/---
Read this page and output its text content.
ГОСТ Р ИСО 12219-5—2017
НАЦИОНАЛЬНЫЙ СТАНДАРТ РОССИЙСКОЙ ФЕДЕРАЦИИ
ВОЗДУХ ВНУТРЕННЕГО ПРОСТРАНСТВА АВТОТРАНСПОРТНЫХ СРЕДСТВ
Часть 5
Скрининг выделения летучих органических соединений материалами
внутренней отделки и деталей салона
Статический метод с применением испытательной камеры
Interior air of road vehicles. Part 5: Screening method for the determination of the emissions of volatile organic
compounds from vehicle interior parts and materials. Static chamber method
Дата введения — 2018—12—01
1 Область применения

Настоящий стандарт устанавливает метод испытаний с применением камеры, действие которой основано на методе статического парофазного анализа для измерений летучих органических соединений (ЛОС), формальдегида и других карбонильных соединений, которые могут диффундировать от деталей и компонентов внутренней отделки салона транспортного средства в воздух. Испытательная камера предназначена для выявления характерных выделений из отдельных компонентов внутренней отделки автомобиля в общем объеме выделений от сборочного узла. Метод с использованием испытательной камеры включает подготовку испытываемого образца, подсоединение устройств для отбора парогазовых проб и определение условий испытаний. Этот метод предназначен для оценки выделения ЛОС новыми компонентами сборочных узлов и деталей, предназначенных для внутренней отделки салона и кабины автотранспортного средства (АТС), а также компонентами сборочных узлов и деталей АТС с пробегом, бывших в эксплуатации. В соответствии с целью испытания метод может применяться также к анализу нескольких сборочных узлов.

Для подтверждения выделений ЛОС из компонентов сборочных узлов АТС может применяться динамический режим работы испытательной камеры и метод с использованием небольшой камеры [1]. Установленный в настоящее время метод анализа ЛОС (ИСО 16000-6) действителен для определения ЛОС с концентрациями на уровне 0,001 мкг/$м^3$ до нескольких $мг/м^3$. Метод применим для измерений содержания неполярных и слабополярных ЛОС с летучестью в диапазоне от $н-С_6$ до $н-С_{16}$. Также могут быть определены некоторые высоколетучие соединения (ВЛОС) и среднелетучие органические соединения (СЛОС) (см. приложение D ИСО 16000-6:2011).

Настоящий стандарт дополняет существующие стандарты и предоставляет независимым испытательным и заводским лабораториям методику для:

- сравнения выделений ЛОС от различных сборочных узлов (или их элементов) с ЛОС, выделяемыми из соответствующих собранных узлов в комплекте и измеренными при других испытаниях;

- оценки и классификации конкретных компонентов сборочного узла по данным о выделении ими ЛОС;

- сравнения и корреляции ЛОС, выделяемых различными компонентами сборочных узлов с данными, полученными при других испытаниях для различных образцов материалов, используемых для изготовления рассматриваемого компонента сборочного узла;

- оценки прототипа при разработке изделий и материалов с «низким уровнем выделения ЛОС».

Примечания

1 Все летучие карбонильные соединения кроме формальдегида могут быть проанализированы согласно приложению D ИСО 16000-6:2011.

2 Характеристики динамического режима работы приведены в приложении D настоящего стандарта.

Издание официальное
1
\---
Exercise description →
Return every line of the preceding records in which the word "различных" appears.

Exercise result →
- сравнения выделений ЛОС от различных сборочных узлов (или их элементов) с ЛОС, выделяемыми из соответствующих собранных узлов в комплекте и измеренными при других испытаниях;
- сравнения и корреляции ЛОС, выделяемых различными компонентами сборочных узлов с данными, полученными при других испытаниях для различных образцов материалов, используемых для изготовления рассматриваемого компонента сборочного узла;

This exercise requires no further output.